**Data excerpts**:
-- -- --

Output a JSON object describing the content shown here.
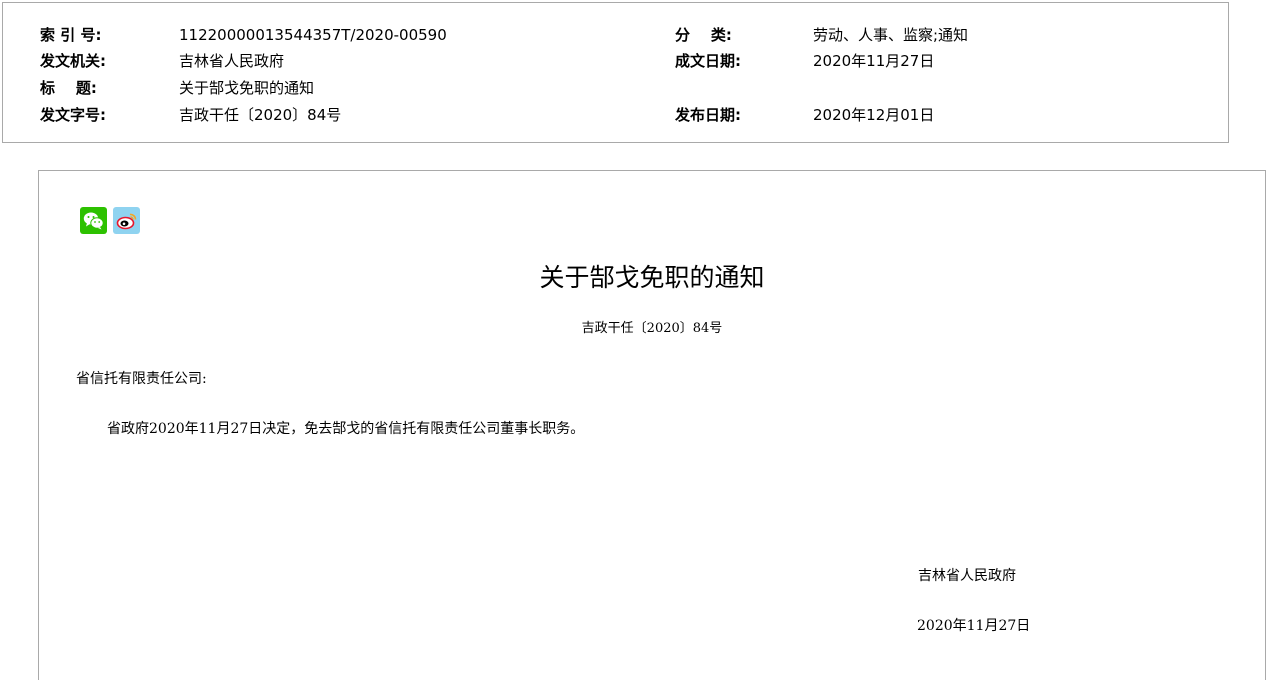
{
  "metadata": {
    "index_label": "索 引 号:",
    "index_value": "11220000013544357T/2020-00590",
    "category_label": "分    类:",
    "category_value": "劳动、人事、监察;通知",
    "issuer_label": "发文机关:",
    "issuer_value": "吉林省人民政府",
    "created_date_label": "成文日期:",
    "created_date_value": "2020年11月27日",
    "title_label": "标    题:",
    "title_value": "关于郜戈免职的通知",
    "doc_number_label": "发文字号:",
    "doc_number_value": "吉政干任〔2020〕84号",
    "publish_date_label": "发布日期:",
    "publish_date_value": "2020年12月01日"
  },
  "share": {
    "wechat_icon": "wechat-icon",
    "weibo_icon": "weibo-icon",
    "wechat_color": "#2dc100",
    "weibo_color": "#e6162d"
  },
  "document": {
    "title": "关于郜戈免职的通知",
    "number": "吉政干任〔2020〕84号",
    "recipient": "省信托有限责任公司:",
    "paragraph": "省政府2020年11月27日决定，免去郜戈的省信托有限责任公司董事长职务。",
    "signature": "吉林省人民政府",
    "date": "2020年11月27日"
  }
}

-- -- --

**TASK OBJECTIVE**: Reply with one number: the count of lines in the entries that include the word "吉林省人民政府".

**SOLUTION TO THE EXERCISE**: 2